■ **Set problem**:
Repeat exactly, and only, the lines from the one holding "Output a JSON" through the last line of the records below.

━━━━

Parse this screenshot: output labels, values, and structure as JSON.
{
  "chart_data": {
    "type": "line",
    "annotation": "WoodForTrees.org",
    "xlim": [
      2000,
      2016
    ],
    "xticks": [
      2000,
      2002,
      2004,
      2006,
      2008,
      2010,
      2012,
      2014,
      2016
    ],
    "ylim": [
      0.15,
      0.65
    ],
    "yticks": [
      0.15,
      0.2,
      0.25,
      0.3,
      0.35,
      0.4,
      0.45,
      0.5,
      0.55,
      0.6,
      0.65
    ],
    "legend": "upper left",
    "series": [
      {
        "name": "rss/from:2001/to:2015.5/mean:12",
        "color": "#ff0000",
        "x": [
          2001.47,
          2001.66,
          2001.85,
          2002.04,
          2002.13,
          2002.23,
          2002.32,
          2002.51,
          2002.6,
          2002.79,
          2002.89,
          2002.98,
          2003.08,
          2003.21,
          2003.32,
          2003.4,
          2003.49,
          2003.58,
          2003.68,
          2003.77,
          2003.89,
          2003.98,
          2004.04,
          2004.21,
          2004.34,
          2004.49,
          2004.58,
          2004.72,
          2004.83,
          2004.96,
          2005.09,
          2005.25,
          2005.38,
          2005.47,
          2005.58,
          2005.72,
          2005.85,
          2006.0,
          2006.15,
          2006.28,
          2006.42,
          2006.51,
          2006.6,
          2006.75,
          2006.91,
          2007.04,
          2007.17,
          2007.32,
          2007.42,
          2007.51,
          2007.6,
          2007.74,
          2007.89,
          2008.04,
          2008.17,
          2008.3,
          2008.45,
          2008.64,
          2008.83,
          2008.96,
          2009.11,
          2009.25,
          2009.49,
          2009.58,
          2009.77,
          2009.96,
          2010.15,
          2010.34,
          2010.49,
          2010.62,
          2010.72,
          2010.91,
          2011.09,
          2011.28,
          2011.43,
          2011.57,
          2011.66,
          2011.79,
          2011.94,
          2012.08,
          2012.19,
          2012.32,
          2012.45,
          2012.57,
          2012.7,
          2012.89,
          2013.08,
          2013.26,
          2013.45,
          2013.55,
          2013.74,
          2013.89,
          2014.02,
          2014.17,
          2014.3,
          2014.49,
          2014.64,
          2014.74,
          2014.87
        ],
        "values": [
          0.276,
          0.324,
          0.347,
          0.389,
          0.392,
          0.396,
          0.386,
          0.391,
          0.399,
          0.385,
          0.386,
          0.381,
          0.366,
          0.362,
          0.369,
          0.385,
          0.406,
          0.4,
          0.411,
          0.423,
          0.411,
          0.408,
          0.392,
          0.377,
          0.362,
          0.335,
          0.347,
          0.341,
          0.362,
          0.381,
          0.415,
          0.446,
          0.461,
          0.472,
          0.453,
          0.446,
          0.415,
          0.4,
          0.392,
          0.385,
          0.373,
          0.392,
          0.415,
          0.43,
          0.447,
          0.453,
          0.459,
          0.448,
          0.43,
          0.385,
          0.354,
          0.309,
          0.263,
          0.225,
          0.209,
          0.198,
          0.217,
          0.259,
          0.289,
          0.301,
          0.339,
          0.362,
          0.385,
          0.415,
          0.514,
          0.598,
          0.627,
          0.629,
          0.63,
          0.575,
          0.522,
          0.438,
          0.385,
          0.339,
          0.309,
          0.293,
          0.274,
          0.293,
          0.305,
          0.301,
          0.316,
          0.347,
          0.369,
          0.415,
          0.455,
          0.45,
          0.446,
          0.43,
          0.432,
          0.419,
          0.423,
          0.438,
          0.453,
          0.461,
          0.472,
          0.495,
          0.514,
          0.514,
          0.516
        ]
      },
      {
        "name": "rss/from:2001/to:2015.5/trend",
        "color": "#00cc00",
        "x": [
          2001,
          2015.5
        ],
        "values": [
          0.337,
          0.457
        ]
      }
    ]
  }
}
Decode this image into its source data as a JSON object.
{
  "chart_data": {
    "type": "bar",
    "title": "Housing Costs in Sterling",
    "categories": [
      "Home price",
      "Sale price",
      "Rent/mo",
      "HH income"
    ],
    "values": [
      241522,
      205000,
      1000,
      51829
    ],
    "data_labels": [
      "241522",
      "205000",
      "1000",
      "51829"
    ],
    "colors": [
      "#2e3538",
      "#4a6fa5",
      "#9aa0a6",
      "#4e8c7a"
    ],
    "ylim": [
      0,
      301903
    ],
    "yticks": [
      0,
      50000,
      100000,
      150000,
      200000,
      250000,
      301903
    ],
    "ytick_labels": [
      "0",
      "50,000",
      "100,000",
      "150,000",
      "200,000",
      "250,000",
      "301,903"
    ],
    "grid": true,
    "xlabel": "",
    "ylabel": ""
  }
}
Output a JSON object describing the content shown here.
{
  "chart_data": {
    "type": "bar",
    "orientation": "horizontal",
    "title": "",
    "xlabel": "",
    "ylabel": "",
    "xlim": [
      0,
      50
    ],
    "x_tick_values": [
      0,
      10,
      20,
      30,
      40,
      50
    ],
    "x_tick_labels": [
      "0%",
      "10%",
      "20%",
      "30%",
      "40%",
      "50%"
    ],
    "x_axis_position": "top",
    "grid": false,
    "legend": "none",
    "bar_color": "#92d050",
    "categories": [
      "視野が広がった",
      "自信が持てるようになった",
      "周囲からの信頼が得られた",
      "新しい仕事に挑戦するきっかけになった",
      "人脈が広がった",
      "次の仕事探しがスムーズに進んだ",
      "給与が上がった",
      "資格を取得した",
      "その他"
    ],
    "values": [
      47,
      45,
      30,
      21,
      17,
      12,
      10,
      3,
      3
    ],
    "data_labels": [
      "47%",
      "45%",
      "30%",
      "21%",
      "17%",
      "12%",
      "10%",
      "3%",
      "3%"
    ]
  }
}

━━━━

■ **Solution for this task**:
Output a JSON object describing the content shown here.
{
  "chart_data": {
    "type": "bar",
    "orientation": "horizontal",
    "title": "",
    "xlabel": "",
    "ylabel": "",
    "xlim": [
      0,
      50
    ],
    "x_tick_values": [
      0,
      10,
      20,
      30,
      40,
      50
    ],
    "x_tick_labels": [
      "0%",
      "10%",
      "20%",
      "30%",
      "40%",
      "50%"
    ],
    "x_axis_position": "top",
    "grid": false,
    "legend": "none",
    "bar_color": "#92d050",
    "categories": [
      "視野が広がった",
      "自信が持てるようになった",
      "周囲からの信頼が得られた",
      "新しい仕事に挑戦するきっかけになった",
      "人脈が広がった",
      "次の仕事探しがスムーズに進んだ",
      "給与が上がった",
      "資格を取得した",
      "その他"
    ],
    "values": [
      47,
      45,
      30,
      21,
      17,
      12,
      10,
      3,
      3
    ],
    "data_labels": [
      "47%",
      "45%",
      "30%",
      "21%",
      "17%",
      "12%",
      "10%",
      "3%",
      "3%"
    ]
  }
}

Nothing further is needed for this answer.